DIRECTIONS FOR THIS TASK: Set down all of the entries word for word, omitting the images they contain.

SOURCE RECORDS:
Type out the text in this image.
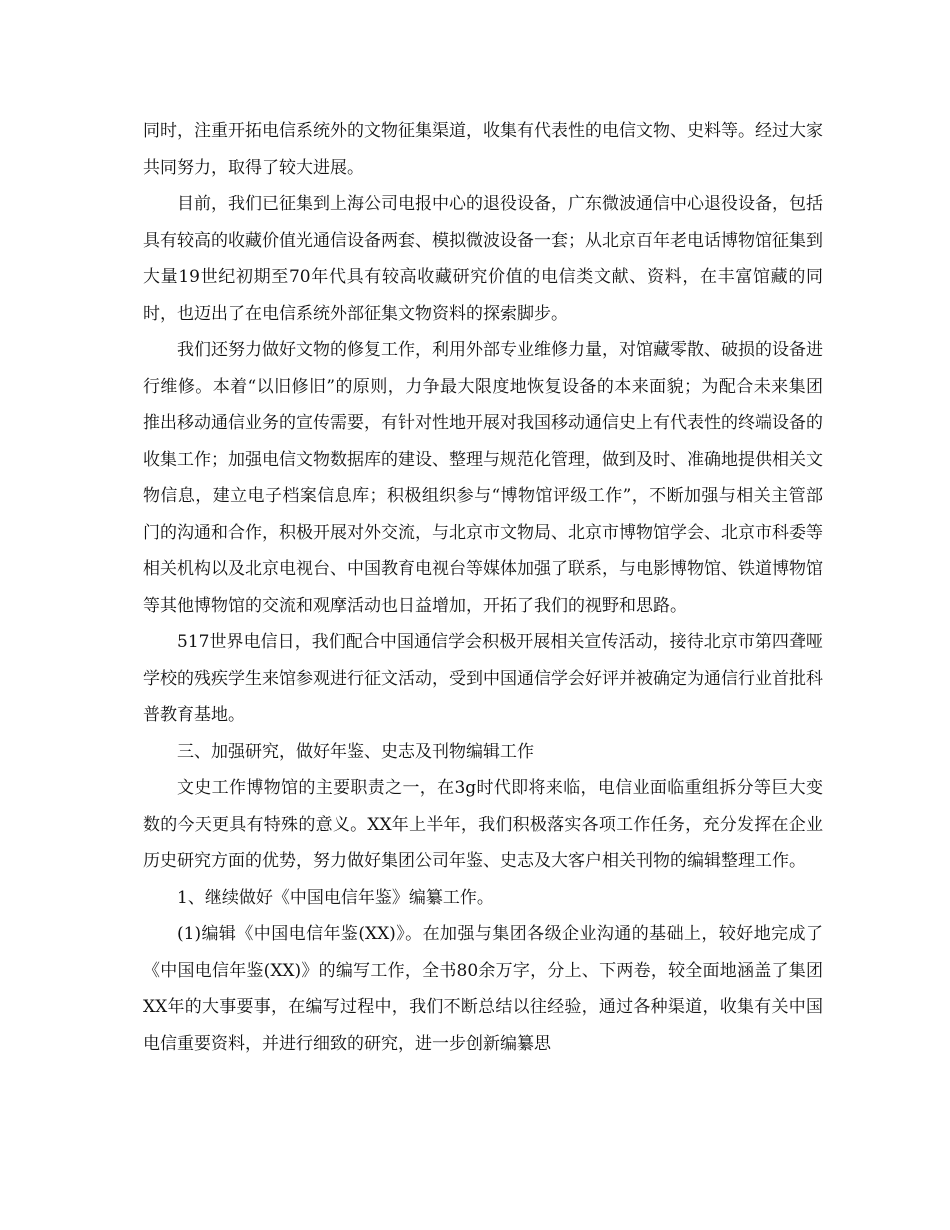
同时，注重开拓电信系统外的文物征集渠道，收集有代表性的电信文物、史料等。经过大家共同努力，取得了较大进展。

目前，我们已征集到上海公司电报中心的退役设备，广东微波通信中心退役设备，包括具有较高的收藏价值光通信设备两套、模拟微波设备一套；从北京百年老电话博物馆征集到大量19世纪初期至70年代具有较高收藏研究价值的电信类文献、资料，在丰富馆藏的同时，也迈出了在电信系统外部征集文物资料的探索脚步。

我们还努力做好文物的修复工作，利用外部专业维修力量，对馆藏零散、破损的设备进行维修。本着“以旧修旧”的原则，力争最大限度地恢复设备的本来面貌；为配合未来集团推出移动通信业务的宣传需要，有针对性地开展对我国移动通信史上有代表性的终端设备的收集工作；加强电信文物数据库的建设、整理与规范化管理，做到及时、准确地提供相关文物信息，建立电子档案信息库；积极组织参与“博物馆评级工作”，不断加强与相关主管部门的沟通和合作，积极开展对外交流，与北京市文物局、北京市博物馆学会、北京市科委等相关机构以及北京电视台、中国教育电视台等媒体加强了联系，与电影博物馆、铁道博物馆等其他博物馆的交流和观摩活动也日益增加，开拓了我们的视野和思路。

517世界电信日，我们配合中国通信学会积极开展相关宣传活动，接待北京市第四聋哑学校的残疾学生来馆参观进行征文活动，受到中国通信学会好评并被确定为通信行业首批科普教育基地。

三、加强研究，做好年鉴、史志及刊物编辑工作

文史工作博物馆的主要职责之一，在3g时代即将来临，电信业面临重组拆分等巨大变数的今天更具有特殊的意义。XX年上半年，我们积极落实各项工作任务，充分发挥在企业历史研究方面的优势，努力做好集团公司年鉴、史志及大客户相关刊物的编辑整理工作。

1、继续做好《中国电信年鉴》编纂工作。

(1)编辑《中国电信年鉴(XX)》。在加强与集团各级企业沟通的基础上，较好地完成了《中国电信年鉴(XX)》的编写工作，全书80余万字，分上、下两卷，较全面地涵盖了集团XX年的大事要事，在编写过程中，我们不断总结以往经验，通过各种渠道，收集有关中国电信重要资料，并进行细致的研究，进一步创新编纂思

CORRECT ANSWER:
Type out the text in this image.
同时，注重开拓电信系统外的文物征集渠道，收集有代表性的电信文物、史料等。经过大家共同努力，取得了较大进展。

目前，我们已征集到上海公司电报中心的退役设备，广东微波通信中心退役设备，包括具有较高的收藏价值光通信设备两套、模拟微波设备一套；从北京百年老电话博物馆征集到大量19世纪初期至70年代具有较高收藏研究价值的电信类文献、资料，在丰富馆藏的同时，也迈出了在电信系统外部征集文物资料的探索脚步。

我们还努力做好文物的修复工作，利用外部专业维修力量，对馆藏零散、破损的设备进行维修。本着“以旧修旧”的原则，力争最大限度地恢复设备的本来面貌；为配合未来集团推出移动通信业务的宣传需要，有针对性地开展对我国移动通信史上有代表性的终端设备的收集工作；加强电信文物数据库的建设、整理与规范化管理，做到及时、准确地提供相关文物信息，建立电子档案信息库；积极组织参与“博物馆评级工作”，不断加强与相关主管部门的沟通和合作，积极开展对外交流，与北京市文物局、北京市博物馆学会、北京市科委等相关机构以及北京电视台、中国教育电视台等媒体加强了联系，与电影博物馆、铁道博物馆等其他博物馆的交流和观摩活动也日益增加，开拓了我们的视野和思路。

517世界电信日，我们配合中国通信学会积极开展相关宣传活动，接待北京市第四聋哑学校的残疾学生来馆参观进行征文活动，受到中国通信学会好评并被确定为通信行业首批科普教育基地。

三、加强研究，做好年鉴、史志及刊物编辑工作

文史工作博物馆的主要职责之一，在3g时代即将来临，电信业面临重组拆分等巨大变数的今天更具有特殊的意义。XX年上半年，我们积极落实各项工作任务，充分发挥在企业历史研究方面的优势，努力做好集团公司年鉴、史志及大客户相关刊物的编辑整理工作。

1、继续做好《中国电信年鉴》编纂工作。

(1)编辑《中国电信年鉴(XX)》。在加强与集团各级企业沟通的基础上，较好地完成了《中国电信年鉴(XX)》的编写工作，全书80余万字，分上、下两卷，较全面地涵盖了集团XX年的大事要事，在编写过程中，我们不断总结以往经验，通过各种渠道，收集有关中国电信重要资料，并进行细致的研究，进一步创新编纂思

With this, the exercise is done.